Descrição da tarefa -
Transcreva fielmente, do trecho selecionado, a parte que se inicia com as palavras "Provocada pelos tensionamentos" e termina em "em sua homenagem.".

══ Trecho selecionado ══

Provocada pelos tensionamentos e debates, uma das professoras formadoras sugeriu como contraponto a leitura da obra literária A vida de Ada Lovelace3. A história conta que “[...] há muitos e muitos anos nasceu Ada Lovelace, uma menina inteligente e criativa que uniu matemática e imaginação para projetar o funcionamento de uma máquina muito interessante” (BIM, 2018, p. 1). Quando criança, criou o projeto de um cavalo voador e, quando adulta, criou o protótipo do primeiro computador de que se tem notícia no mundo. O seu projeto não saiu do papel, e o primeiro computador só foi criado cem anos após a sua morte. Em 1982 foi criada uma linguagem de computador em seu nome e desde 2009, na segunda terça-feira do mês de outubro, é realizado o Ada Lovelace Day em sua homenagem.

A partir da leitura desta obra e da problematização das tecnologias digitais na infância, a professora formadora sugeriu às orientadoras participantes que levantassem obras literárias com a temática das tecnologias. Em continuidade à formação, foram levantadas dez obras, as quais foram lidas, resenhadas e debatidas em um encontro presencial e orientações a distância com apoio teórico às resenhas em Debus; Cintra; Spengler (2013).

═══
══ Material fornecido ══

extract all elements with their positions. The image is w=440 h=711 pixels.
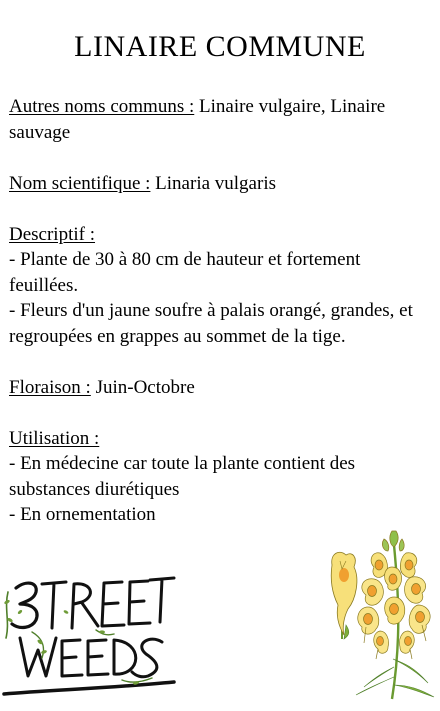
description-item: - Plante de 30 à 80 cm de hauteur et fortement feuillées. bbox=[9, 249, 361, 296]
common-names-label: Autres noms communs : bbox=[9, 96, 195, 117]
flowering-section bbox=[9, 375, 429, 401]
scientific-name-section bbox=[9, 171, 429, 197]
page-title: LINAIRE COMMUNE bbox=[74, 30, 366, 63]
description-label: Descriptif : bbox=[9, 223, 96, 245]
usage-section bbox=[9, 426, 429, 528]
street-weeds-logo-icon bbox=[2, 572, 178, 700]
flowering-value: Juin-Octobre bbox=[95, 376, 195, 398]
scientific-name-label: Nom scientifique : bbox=[9, 172, 151, 194]
plant-info bbox=[9, 94, 429, 553]
common-names-section bbox=[9, 94, 429, 145]
flowering-label: Floraison : bbox=[9, 376, 91, 398]
scientific-name-value: Linaria vulgaris bbox=[155, 172, 276, 194]
usage-item: - En médecine car toute la plante contient des substances diurétiques bbox=[9, 453, 356, 500]
usage-item: - En ornementation bbox=[9, 504, 156, 525]
toadflax-flower-illustration-icon bbox=[322, 527, 438, 700]
common-names-value: Linaire vulgaire, Linaire sauvage bbox=[9, 96, 386, 143]
description-section bbox=[9, 222, 429, 350]
description-item: - Fleurs d'un jaune soufre à palais orangé, grandes, et regroupées en grappes au sommet de la tige. bbox=[9, 300, 413, 347]
usage-label: Utilisation : bbox=[9, 427, 100, 449]
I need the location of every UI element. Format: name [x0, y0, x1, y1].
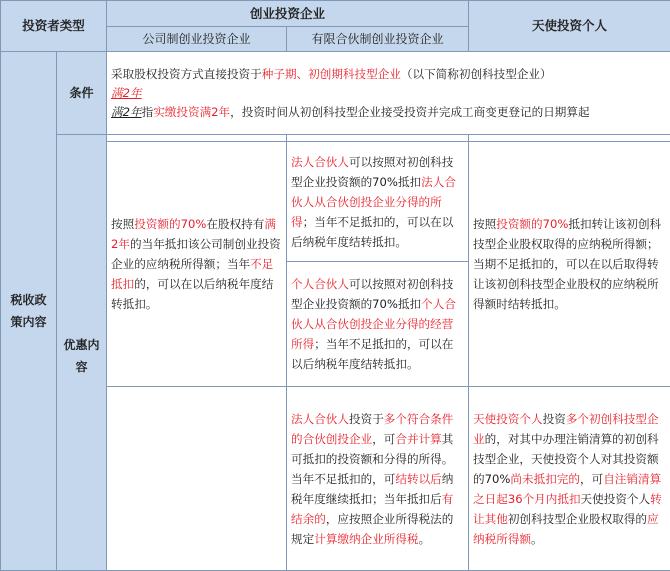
corp-highlight: 满2年	[111, 217, 276, 251]
angel-multi-highlight: 天使投资个人	[473, 411, 543, 426]
spacer-cell	[57, 135, 107, 142]
spacer-cell	[107, 135, 287, 142]
header-corp-venture: 公司制创业投资企业	[107, 27, 287, 52]
label-incentives: 优惠内容	[57, 142, 107, 571]
cond-highlight: 种子期、初创期科技型企业	[261, 66, 401, 81]
angel-multi-highlight: 应纳税所得额	[473, 511, 659, 546]
cond-term: 满2年	[111, 85, 142, 100]
lp-legal-highlight: 法人合伙人从合伙创投企业分得的所得	[291, 174, 456, 229]
angel-multi-text: ，可	[579, 471, 604, 486]
lp-multi-highlight: 计算缴纳企业所得税	[314, 531, 419, 546]
lp-multi-text: 。	[418, 531, 431, 546]
header-angel-individual: 天使投资个人	[469, 1, 670, 52]
angel-text: 抵扣转让该初创科技型企业股权取得的应纳税所得额；当期不足抵扣的，可以在以后取得转让该初创科技型企业股权的应纳税所得额时结转抵扣。	[473, 217, 662, 311]
angel-multi-text: 。	[531, 531, 543, 546]
cond-text: （以下简称初创科技型企业）	[400, 66, 552, 81]
angel-multi-text: 的，对其中办理注销清算的初创科技型企业，天使投资个人对其投资额的70%	[473, 431, 659, 486]
lp-multi-highlight: 合并计算	[395, 431, 442, 446]
corp-text: 在股权持有	[206, 217, 265, 231]
angel-multi-cell	[469, 387, 670, 571]
lp-multi-highlight: 结转以后	[395, 471, 442, 486]
lp-individual-highlight: 个人合伙人从合伙创投企业分得的经营所得	[291, 297, 456, 351]
corp-text: 的，可以在以后纳税年度结转抵扣。	[111, 277, 274, 311]
corp-incentive-cell	[107, 142, 287, 387]
cond-text: ，投资时间从初创科技型企业接受投资并完成工商变更登记的日期算起	[230, 104, 590, 119]
header-venture-enterprise: 创业投资企业	[107, 1, 469, 27]
angel-text: 按照	[473, 217, 497, 231]
angel-multi-highlight: 尚未抵扣完的	[510, 471, 580, 486]
angel-multi-highlight: 多个初创科技型企业	[473, 411, 659, 446]
lp-individual-text: 可以按照对初创科技型企业投资额的70%抵扣	[291, 277, 454, 311]
header-investor-type: 投资者类型	[1, 1, 107, 52]
corp-text: 的当年抵扣该公司制创业投资企业的应纳税所得额；当年	[111, 237, 281, 271]
lp-multi-highlight: 法人合伙人	[291, 411, 349, 426]
lp-legal-text: ；当年不足抵扣的，可以在以后纳税年度结转抵扣。	[291, 214, 454, 249]
angel-multi-highlight: 转让其他	[473, 491, 662, 526]
corp-text: 按照	[111, 217, 135, 231]
spacer-cell	[287, 135, 469, 142]
lp-legal-cell	[287, 142, 469, 262]
lp-multi-highlight: 有结余的	[291, 491, 454, 526]
lp-individual-cell	[287, 262, 469, 387]
cond-term: 满2年	[111, 104, 142, 119]
angel-incentive-cell	[469, 142, 670, 387]
cond-highlight: 实缴投资满2年	[153, 104, 231, 119]
lp-multi-text: 纳税年度继续抵扣；当年抵扣后	[291, 471, 454, 506]
angel-multi-text: 天使投资个人	[580, 491, 651, 506]
cond-text: 采取股权投资方式直接投资于	[111, 66, 262, 81]
label-conditions: 条件	[57, 52, 107, 135]
lp-legal-text: 可以按照对初创科技型企业投资额的70%抵扣	[291, 154, 454, 189]
cond-text: 指	[141, 104, 154, 119]
angel-multi-highlight: 自注销清算之日起36个月内抵扣	[473, 471, 662, 506]
corp-highlight: 不足抵扣	[111, 257, 274, 291]
corp-empty-cell	[107, 387, 287, 571]
header-lp-venture: 有限合伙制创业投资企业	[287, 27, 469, 52]
lp-multi-highlight: 多个符合条件的合伙创投企业	[291, 411, 454, 446]
lp-multi-text: ，可	[372, 431, 396, 446]
angel-highlight: 投资额的70%	[496, 217, 569, 231]
spacer-cell	[469, 135, 670, 142]
angel-multi-text: 投资	[542, 411, 566, 426]
lp-multi-text: 其可抵扣的投资额和分得的所得。当年不足抵扣的，可	[291, 431, 454, 486]
angel-multi-text: 初创科技型企业股权取得的	[507, 511, 647, 526]
lp-individual-text: ；当年不足抵扣的，可以在以后纳税年度结转抵扣。	[291, 337, 454, 371]
conditions-text	[107, 52, 670, 135]
lp-individual-highlight: 个人合伙人	[291, 277, 349, 291]
lp-multi-cell	[287, 387, 469, 571]
label-tax-policy: 税收政策内容	[1, 52, 57, 571]
lp-multi-text: ，应按照企业所得税法的规定	[291, 511, 454, 546]
lp-multi-text: 投资于	[349, 411, 384, 426]
corp-highlight: 投资额的70%	[134, 217, 207, 231]
lp-legal-highlight: 法人合伙人	[291, 154, 349, 169]
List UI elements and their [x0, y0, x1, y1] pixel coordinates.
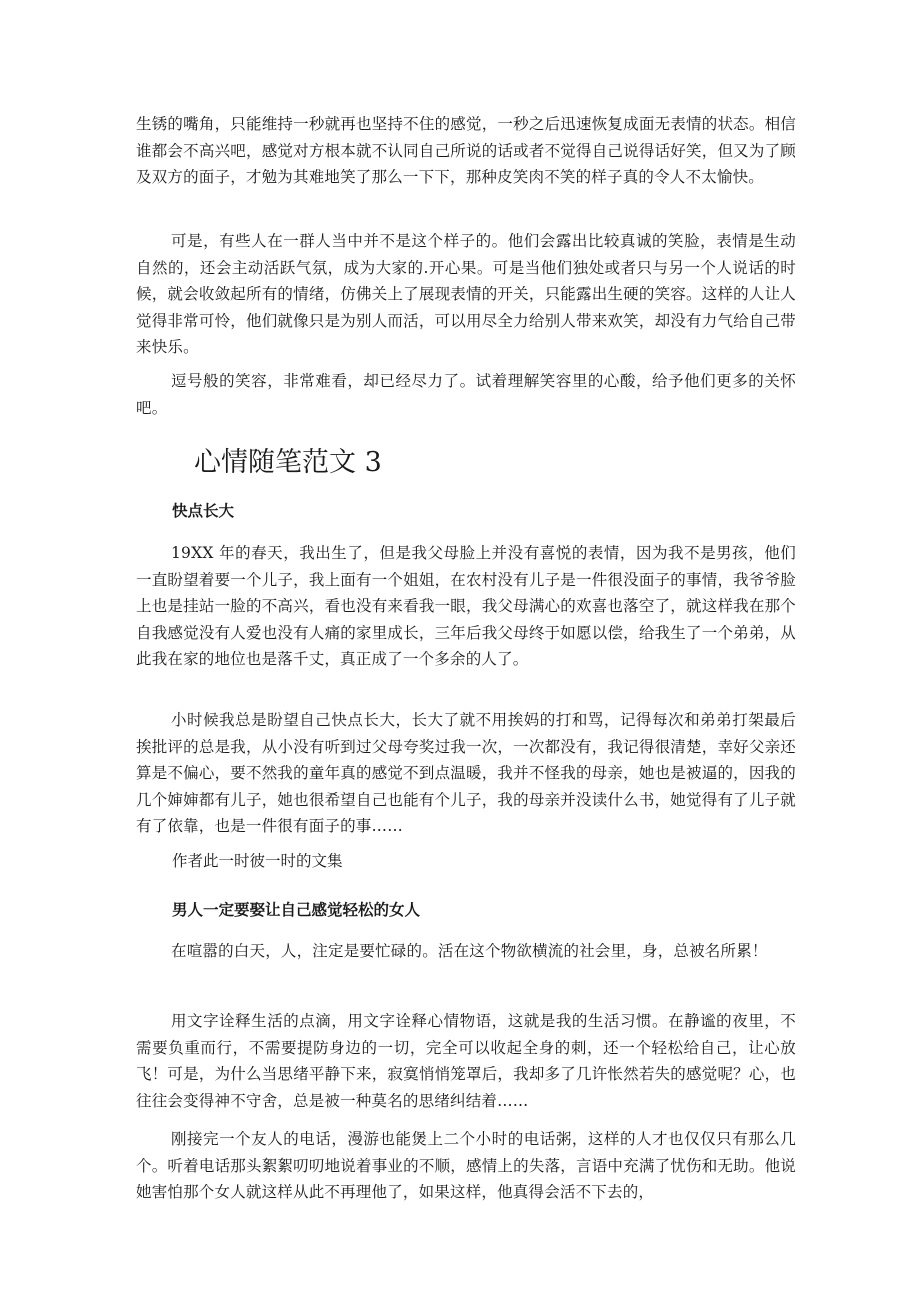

═══

Resposta escrita -
Provocada pelos tensionamentos e debates, uma das professoras formadoras sugeriu como contraponto a leitura da obra literária A vida de Ada Lovelace3. A história conta que “[...] há muitos e muitos anos nasceu Ada Lovelace, uma menina inteligente e criativa que uniu matemática e imaginação para projetar o funcionamento de uma máquina muito interessante” (BIM, 2018, p. 1). Quando criança, criou o projeto de um cavalo voador e, quando adulta, criou o protótipo do primeiro computador de que se tem notícia no mundo. O seu projeto não saiu do papel, e o primeiro computador só foi criado cem anos após a sua morte. Em 1982 foi criada uma linguagem de computador em seu nome e desde 2009, na segunda terça-feira do mês de outubro, é realizado o Ada Lovelace Day em sua homenagem.